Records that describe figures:

* start *

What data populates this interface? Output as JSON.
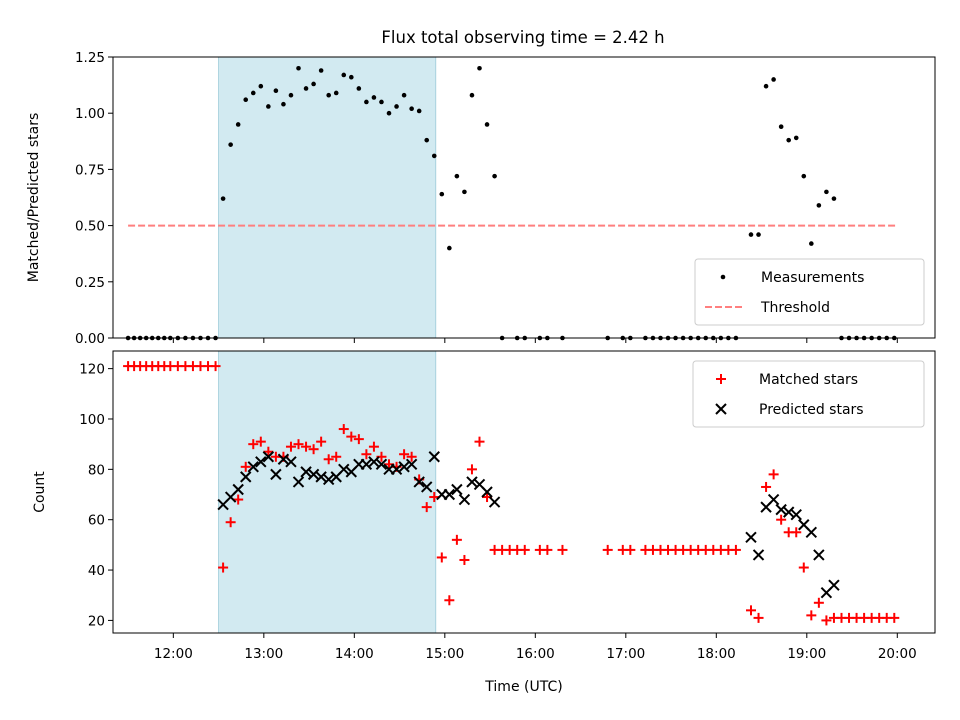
{
  "chart_data": [
    {
      "type": "scatter",
      "title": "Flux total observing time = 2.42 h",
      "xlabel": "",
      "ylabel": "Matched/Predicted stars",
      "xlim": [
        "11:20",
        "20:25"
      ],
      "ylim": [
        0,
        1.25
      ],
      "yticks": [
        "0.00",
        "0.25",
        "0.50",
        "0.75",
        "1.00",
        "1.25"
      ],
      "shaded_span": {
        "start": "12:30",
        "end": "14:54",
        "color": "#add8e6"
      },
      "legend_position": "lower-right",
      "series": [
        {
          "name": "Measurements",
          "marker": "dot",
          "color": "#000000",
          "points": [
            [
              "11:30",
              0
            ],
            [
              "11:34",
              0
            ],
            [
              "11:38",
              0
            ],
            [
              "11:42",
              0
            ],
            [
              "11:46",
              0
            ],
            [
              "11:50",
              0
            ],
            [
              "11:54",
              0
            ],
            [
              "11:58",
              0
            ],
            [
              "12:03",
              0
            ],
            [
              "12:08",
              0
            ],
            [
              "12:13",
              0
            ],
            [
              "12:18",
              0
            ],
            [
              "12:23",
              0
            ],
            [
              "12:28",
              0
            ],
            [
              "12:33",
              0.62
            ],
            [
              "12:38",
              0.86
            ],
            [
              "12:43",
              0.95
            ],
            [
              "12:48",
              1.06
            ],
            [
              "12:53",
              1.09
            ],
            [
              "12:58",
              1.12
            ],
            [
              "13:03",
              1.03
            ],
            [
              "13:08",
              1.1
            ],
            [
              "13:13",
              1.04
            ],
            [
              "13:18",
              1.08
            ],
            [
              "13:23",
              1.2
            ],
            [
              "13:28",
              1.11
            ],
            [
              "13:33",
              1.13
            ],
            [
              "13:38",
              1.19
            ],
            [
              "13:43",
              1.08
            ],
            [
              "13:48",
              1.09
            ],
            [
              "13:53",
              1.17
            ],
            [
              "13:58",
              1.16
            ],
            [
              "14:03",
              1.11
            ],
            [
              "14:08",
              1.05
            ],
            [
              "14:13",
              1.07
            ],
            [
              "14:18",
              1.05
            ],
            [
              "14:23",
              1.0
            ],
            [
              "14:28",
              1.03
            ],
            [
              "14:33",
              1.08
            ],
            [
              "14:38",
              1.02
            ],
            [
              "14:43",
              1.01
            ],
            [
              "14:48",
              0.88
            ],
            [
              "14:53",
              0.81
            ],
            [
              "14:58",
              0.64
            ],
            [
              "15:03",
              0.4
            ],
            [
              "15:08",
              0.72
            ],
            [
              "15:13",
              0.65
            ],
            [
              "15:18",
              1.08
            ],
            [
              "15:23",
              1.2
            ],
            [
              "15:28",
              0.95
            ],
            [
              "15:33",
              0.72
            ],
            [
              "15:38",
              0
            ],
            [
              "15:48",
              0
            ],
            [
              "15:53",
              0
            ],
            [
              "16:03",
              0
            ],
            [
              "16:08",
              0
            ],
            [
              "16:18",
              0
            ],
            [
              "16:48",
              0
            ],
            [
              "16:58",
              0
            ],
            [
              "17:03",
              0
            ],
            [
              "17:13",
              0
            ],
            [
              "17:18",
              0
            ],
            [
              "17:23",
              0
            ],
            [
              "17:28",
              0
            ],
            [
              "17:33",
              0
            ],
            [
              "17:38",
              0
            ],
            [
              "17:43",
              0
            ],
            [
              "17:48",
              0
            ],
            [
              "17:53",
              0
            ],
            [
              "17:58",
              0
            ],
            [
              "18:03",
              0
            ],
            [
              "18:08",
              0
            ],
            [
              "18:13",
              0
            ],
            [
              "18:23",
              0.46
            ],
            [
              "18:28",
              0.46
            ],
            [
              "18:33",
              1.12
            ],
            [
              "18:38",
              1.15
            ],
            [
              "18:43",
              0.94
            ],
            [
              "18:48",
              0.88
            ],
            [
              "18:53",
              0.89
            ],
            [
              "18:58",
              0.72
            ],
            [
              "19:03",
              0.42
            ],
            [
              "19:08",
              0.59
            ],
            [
              "19:13",
              0.65
            ],
            [
              "19:18",
              0.62
            ],
            [
              "19:23",
              0
            ],
            [
              "19:28",
              0
            ],
            [
              "19:33",
              0
            ],
            [
              "19:38",
              0
            ],
            [
              "19:43",
              0
            ],
            [
              "19:48",
              0
            ],
            [
              "19:53",
              0
            ],
            [
              "19:58",
              0
            ]
          ]
        },
        {
          "name": "Threshold",
          "line": "dashed",
          "color": "#ff7f7f",
          "points": [
            [
              "11:30",
              0.5
            ],
            [
              "20:00",
              0.5
            ]
          ]
        }
      ]
    },
    {
      "type": "scatter",
      "title": "",
      "xlabel": "Time (UTC)",
      "ylabel": "Count",
      "xlim": [
        "11:20",
        "20:25"
      ],
      "ylim": [
        15,
        127
      ],
      "yticks": [
        "20",
        "40",
        "60",
        "80",
        "100",
        "120"
      ],
      "xticks": [
        "12:00",
        "13:00",
        "14:00",
        "15:00",
        "16:00",
        "17:00",
        "18:00",
        "19:00",
        "20:00"
      ],
      "shaded_span": {
        "start": "12:30",
        "end": "14:54",
        "color": "#add8e6"
      },
      "legend_position": "upper-right",
      "series": [
        {
          "name": "Matched stars",
          "marker": "plus",
          "color": "#ff0000",
          "points": [
            [
              "11:30",
              121
            ],
            [
              "11:34",
              121
            ],
            [
              "11:38",
              121
            ],
            [
              "11:42",
              121
            ],
            [
              "11:46",
              121
            ],
            [
              "11:50",
              121
            ],
            [
              "11:54",
              121
            ],
            [
              "11:58",
              121
            ],
            [
              "12:03",
              121
            ],
            [
              "12:08",
              121
            ],
            [
              "12:13",
              121
            ],
            [
              "12:18",
              121
            ],
            [
              "12:23",
              121
            ],
            [
              "12:28",
              121
            ],
            [
              "12:33",
              41
            ],
            [
              "12:38",
              59
            ],
            [
              "12:43",
              68
            ],
            [
              "12:48",
              81
            ],
            [
              "12:53",
              90
            ],
            [
              "12:58",
              91
            ],
            [
              "13:03",
              87
            ],
            [
              "13:08",
              85
            ],
            [
              "13:13",
              85
            ],
            [
              "13:18",
              89
            ],
            [
              "13:23",
              90
            ],
            [
              "13:28",
              89
            ],
            [
              "13:33",
              88
            ],
            [
              "13:38",
              91
            ],
            [
              "13:43",
              84
            ],
            [
              "13:48",
              85
            ],
            [
              "13:53",
              96
            ],
            [
              "13:58",
              93
            ],
            [
              "14:03",
              92
            ],
            [
              "14:08",
              86
            ],
            [
              "14:13",
              89
            ],
            [
              "14:18",
              85
            ],
            [
              "14:23",
              82
            ],
            [
              "14:28",
              81
            ],
            [
              "14:33",
              86
            ],
            [
              "14:38",
              85
            ],
            [
              "14:43",
              76
            ],
            [
              "14:48",
              65
            ],
            [
              "14:53",
              69
            ],
            [
              "14:58",
              45
            ],
            [
              "15:03",
              28
            ],
            [
              "15:08",
              52
            ],
            [
              "15:13",
              44
            ],
            [
              "15:18",
              80
            ],
            [
              "15:23",
              91
            ],
            [
              "15:28",
              69
            ],
            [
              "15:33",
              48
            ],
            [
              "15:38",
              48
            ],
            [
              "15:43",
              48
            ],
            [
              "15:48",
              48
            ],
            [
              "15:53",
              48
            ],
            [
              "16:03",
              48
            ],
            [
              "16:08",
              48
            ],
            [
              "16:18",
              48
            ],
            [
              "16:48",
              48
            ],
            [
              "16:58",
              48
            ],
            [
              "17:03",
              48
            ],
            [
              "17:13",
              48
            ],
            [
              "17:18",
              48
            ],
            [
              "17:23",
              48
            ],
            [
              "17:28",
              48
            ],
            [
              "17:33",
              48
            ],
            [
              "17:38",
              48
            ],
            [
              "17:43",
              48
            ],
            [
              "17:48",
              48
            ],
            [
              "17:53",
              48
            ],
            [
              "17:58",
              48
            ],
            [
              "18:03",
              48
            ],
            [
              "18:08",
              48
            ],
            [
              "18:13",
              48
            ],
            [
              "18:23",
              24
            ],
            [
              "18:28",
              21
            ],
            [
              "18:33",
              73
            ],
            [
              "18:38",
              78
            ],
            [
              "18:43",
              60
            ],
            [
              "18:48",
              55
            ],
            [
              "18:53",
              55
            ],
            [
              "18:58",
              41
            ],
            [
              "19:03",
              22
            ],
            [
              "19:08",
              27
            ],
            [
              "19:13",
              20
            ],
            [
              "19:18",
              21
            ],
            [
              "19:23",
              21
            ],
            [
              "19:28",
              21
            ],
            [
              "19:33",
              21
            ],
            [
              "19:38",
              21
            ],
            [
              "19:43",
              21
            ],
            [
              "19:48",
              21
            ],
            [
              "19:53",
              21
            ],
            [
              "19:58",
              21
            ]
          ]
        },
        {
          "name": "Predicted stars",
          "marker": "x",
          "color": "#000000",
          "points": [
            [
              "12:33",
              66
            ],
            [
              "12:38",
              69
            ],
            [
              "12:43",
              72
            ],
            [
              "12:48",
              77
            ],
            [
              "12:53",
              81
            ],
            [
              "12:58",
              83
            ],
            [
              "13:03",
              85
            ],
            [
              "13:08",
              78
            ],
            [
              "13:13",
              84
            ],
            [
              "13:18",
              83
            ],
            [
              "13:23",
              75
            ],
            [
              "13:28",
              79
            ],
            [
              "13:33",
              78
            ],
            [
              "13:38",
              77
            ],
            [
              "13:43",
              76
            ],
            [
              "13:48",
              77
            ],
            [
              "13:53",
              80
            ],
            [
              "13:58",
              79
            ],
            [
              "14:03",
              82
            ],
            [
              "14:08",
              82
            ],
            [
              "14:13",
              83
            ],
            [
              "14:18",
              82
            ],
            [
              "14:23",
              80
            ],
            [
              "14:28",
              80
            ],
            [
              "14:33",
              81
            ],
            [
              "14:38",
              82
            ],
            [
              "14:43",
              75
            ],
            [
              "14:48",
              73
            ],
            [
              "14:53",
              85
            ],
            [
              "14:58",
              70
            ],
            [
              "15:03",
              70
            ],
            [
              "15:08",
              72
            ],
            [
              "15:13",
              68
            ],
            [
              "15:18",
              75
            ],
            [
              "15:23",
              74
            ],
            [
              "15:28",
              71
            ],
            [
              "15:33",
              67
            ],
            [
              "18:23",
              53
            ],
            [
              "18:28",
              46
            ],
            [
              "18:33",
              65
            ],
            [
              "18:38",
              68
            ],
            [
              "18:43",
              64
            ],
            [
              "18:48",
              63
            ],
            [
              "18:53",
              62
            ],
            [
              "18:58",
              58
            ],
            [
              "19:03",
              55
            ],
            [
              "19:08",
              46
            ],
            [
              "19:13",
              31
            ],
            [
              "19:18",
              34
            ]
          ]
        }
      ]
    }
  ]
}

* end *

### [INSTRUCTION]
Find the string "stars" in the records, then copy each line where it occurs.

### [RESULT FOR THIS EXERCISE]
      "ylabel": "Matched/Predicted stars",
          "name": "Matched stars",
          "name": "Predicted stars",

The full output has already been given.